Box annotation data

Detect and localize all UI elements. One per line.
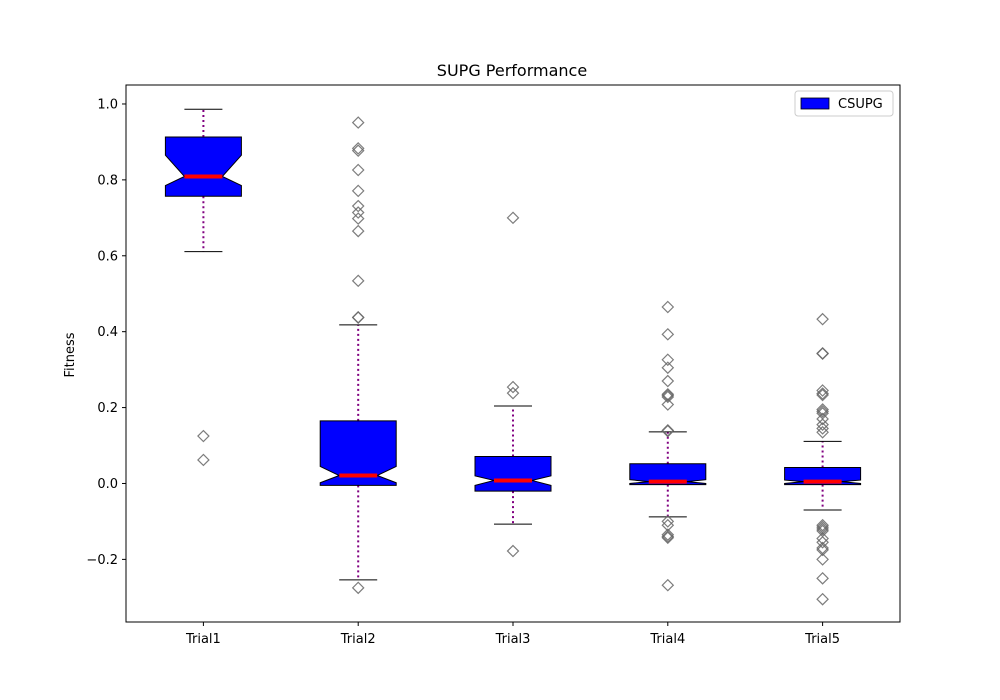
box <box>629 463 707 486</box>
y-tick-label: 0.4 <box>97 325 118 340</box>
x-tick-label: Trial4 <box>649 632 685 647</box>
flier-point <box>816 412 829 426</box>
legend: CSUPG <box>794 90 894 117</box>
flier-point <box>661 327 675 341</box>
plot-area: −0.2 0.0 0.2 0.4 0.6 0.8 1.0 Trial1 Trial2 Trial3… <box>86 97 862 647</box>
flier-point <box>351 144 365 158</box>
chart-title: SUPG Performance <box>437 61 587 80</box>
flier-point <box>197 429 210 443</box>
flier-point <box>197 453 210 467</box>
y-axis-label: Fitness <box>63 332 78 377</box>
flier-point <box>506 386 520 400</box>
flier-point <box>661 361 675 375</box>
legend-frame <box>794 90 894 117</box>
box-group <box>784 312 862 606</box>
legend-swatch <box>800 97 830 110</box>
flier-point <box>351 142 365 155</box>
flier-point <box>661 528 675 542</box>
flier-point <box>661 424 675 438</box>
flier-point <box>661 578 675 592</box>
flier-point <box>506 211 520 225</box>
flier-point <box>816 553 829 566</box>
flier-point <box>816 535 829 549</box>
flier-point <box>661 353 675 367</box>
flier-point <box>351 206 365 219</box>
x-tick-label: Trial1 <box>185 632 221 647</box>
flier-point <box>661 531 675 545</box>
flier-point <box>816 388 829 402</box>
x-tick-label: Trial2 <box>340 632 376 647</box>
flier-point <box>816 425 829 439</box>
box <box>164 136 242 197</box>
flier-point <box>816 418 829 432</box>
flier-point <box>816 543 829 557</box>
y-tick-label: 0.8 <box>97 173 118 188</box>
flier-point <box>661 530 675 543</box>
x-tick-label: Trial3 <box>495 632 531 647</box>
flier-point <box>351 212 365 225</box>
plot-frame <box>125 84 901 623</box>
y-tick-label: 0.0 <box>97 477 118 492</box>
box <box>319 420 397 486</box>
box-group <box>164 108 242 467</box>
flier-point <box>351 163 365 177</box>
legend-label: CSUPG <box>838 97 883 112</box>
box-group <box>474 211 552 558</box>
flier-point <box>661 390 675 404</box>
box <box>474 456 552 492</box>
y-tick-label: 0.6 <box>97 249 118 264</box>
flier-point <box>816 403 829 416</box>
flier-point <box>351 581 365 595</box>
flier-point <box>506 544 520 558</box>
flier-point <box>816 592 829 606</box>
flier-point <box>816 572 829 585</box>
flier-point <box>816 384 829 397</box>
x-tick-label: Trial5 <box>804 632 840 647</box>
flier-point <box>351 311 365 324</box>
flier-point <box>816 312 829 326</box>
flier-point <box>661 300 675 314</box>
flier-point <box>816 405 829 418</box>
flier-point <box>816 347 829 361</box>
flier-point <box>351 274 365 288</box>
flier-point <box>816 422 829 435</box>
flier-point <box>661 374 675 388</box>
flier-point <box>816 518 829 532</box>
y-tick-label: 0.2 <box>97 401 118 416</box>
y-tick-label: 1.0 <box>97 97 118 112</box>
flier-point <box>351 199 365 213</box>
flier-point <box>506 380 520 394</box>
flier-point <box>351 224 365 238</box>
flier-point <box>661 398 675 411</box>
flier-point <box>816 387 829 400</box>
flier-point <box>351 116 365 129</box>
box-group <box>629 300 707 592</box>
flier-point <box>351 184 365 198</box>
flier-point <box>661 515 675 528</box>
y-tick-label: −0.2 <box>86 553 118 568</box>
box-group <box>319 116 397 595</box>
flier-point <box>816 522 829 536</box>
flier-point <box>661 389 675 402</box>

# TASK DIRECTIONS
Write out every row above again, swapping "flier-point" for "outlier-point" wherever it occurs and changing nothing else. Leave the pictures out.

# ANSWER TO THIS EXERCISE
Detect and localize all UI elements. One per line.
box <box>629 463 707 486</box>
y-tick-label: 0.4 <box>97 325 118 340</box>
x-tick-label: Trial4 <box>649 632 685 647</box>
outlier-point <box>816 412 829 426</box>
legend: CSUPG <box>794 90 894 117</box>
outlier-point <box>661 327 675 341</box>
plot-area: −0.2 0.0 0.2 0.4 0.6 0.8 1.0 Trial1 Trial2 Trial3… <box>86 97 862 647</box>
outlier-point <box>351 144 365 158</box>
chart-title: SUPG Performance <box>437 61 587 80</box>
outlier-point <box>197 429 210 443</box>
outlier-point <box>197 453 210 467</box>
y-axis-label: Fitness <box>63 332 78 377</box>
outlier-point <box>506 386 520 400</box>
outlier-point <box>661 361 675 375</box>
legend-frame <box>794 90 894 117</box>
box-group <box>784 312 862 606</box>
legend-swatch <box>800 97 830 110</box>
outlier-point <box>351 142 365 155</box>
outlier-point <box>661 528 675 542</box>
outlier-point <box>661 424 675 438</box>
outlier-point <box>661 578 675 592</box>
outlier-point <box>506 211 520 225</box>
outlier-point <box>816 553 829 566</box>
outlier-point <box>816 535 829 549</box>
outlier-point <box>661 353 675 367</box>
outlier-point <box>351 206 365 219</box>
x-tick-label: Trial1 <box>185 632 221 647</box>
outlier-point <box>661 531 675 545</box>
outlier-point <box>816 388 829 402</box>
x-tick-label: Trial2 <box>340 632 376 647</box>
outlier-point <box>816 425 829 439</box>
box <box>164 136 242 197</box>
outlier-point <box>816 418 829 432</box>
outlier-point <box>816 543 829 557</box>
y-tick-label: 0.8 <box>97 173 118 188</box>
outlier-point <box>661 530 675 543</box>
x-tick-label: Trial3 <box>495 632 531 647</box>
outlier-point <box>351 212 365 225</box>
plot-frame <box>125 84 901 623</box>
y-tick-label: 0.0 <box>97 477 118 492</box>
box <box>319 420 397 486</box>
box-group <box>164 108 242 467</box>
outlier-point <box>351 163 365 177</box>
legend-label: CSUPG <box>838 97 883 112</box>
box-group <box>474 211 552 558</box>
outlier-point <box>661 390 675 404</box>
box <box>474 456 552 492</box>
y-tick-label: 0.6 <box>97 249 118 264</box>
outlier-point <box>816 403 829 416</box>
outlier-point <box>351 581 365 595</box>
outlier-point <box>506 544 520 558</box>
outlier-point <box>816 592 829 606</box>
outlier-point <box>816 572 829 585</box>
outlier-point <box>816 384 829 397</box>
x-tick-label: Trial5 <box>804 632 840 647</box>
outlier-point <box>351 311 365 324</box>
outlier-point <box>816 312 829 326</box>
outlier-point <box>661 300 675 314</box>
outlier-point <box>816 405 829 418</box>
outlier-point <box>816 347 829 361</box>
outlier-point <box>351 274 365 288</box>
outlier-point <box>816 422 829 435</box>
outlier-point <box>661 374 675 388</box>
outlier-point <box>816 518 829 532</box>
y-tick-label: 0.2 <box>97 401 118 416</box>
y-tick-label: 1.0 <box>97 97 118 112</box>
outlier-point <box>351 199 365 213</box>
outlier-point <box>506 380 520 394</box>
outlier-point <box>351 224 365 238</box>
outlier-point <box>661 398 675 411</box>
outlier-point <box>816 387 829 400</box>
outlier-point <box>351 116 365 129</box>
box-group <box>629 300 707 592</box>
outlier-point <box>351 184 365 198</box>
outlier-point <box>661 515 675 528</box>
y-tick-label: −0.2 <box>86 553 118 568</box>
box-group <box>319 116 397 595</box>
outlier-point <box>816 522 829 536</box>
outlier-point <box>661 389 675 402</box>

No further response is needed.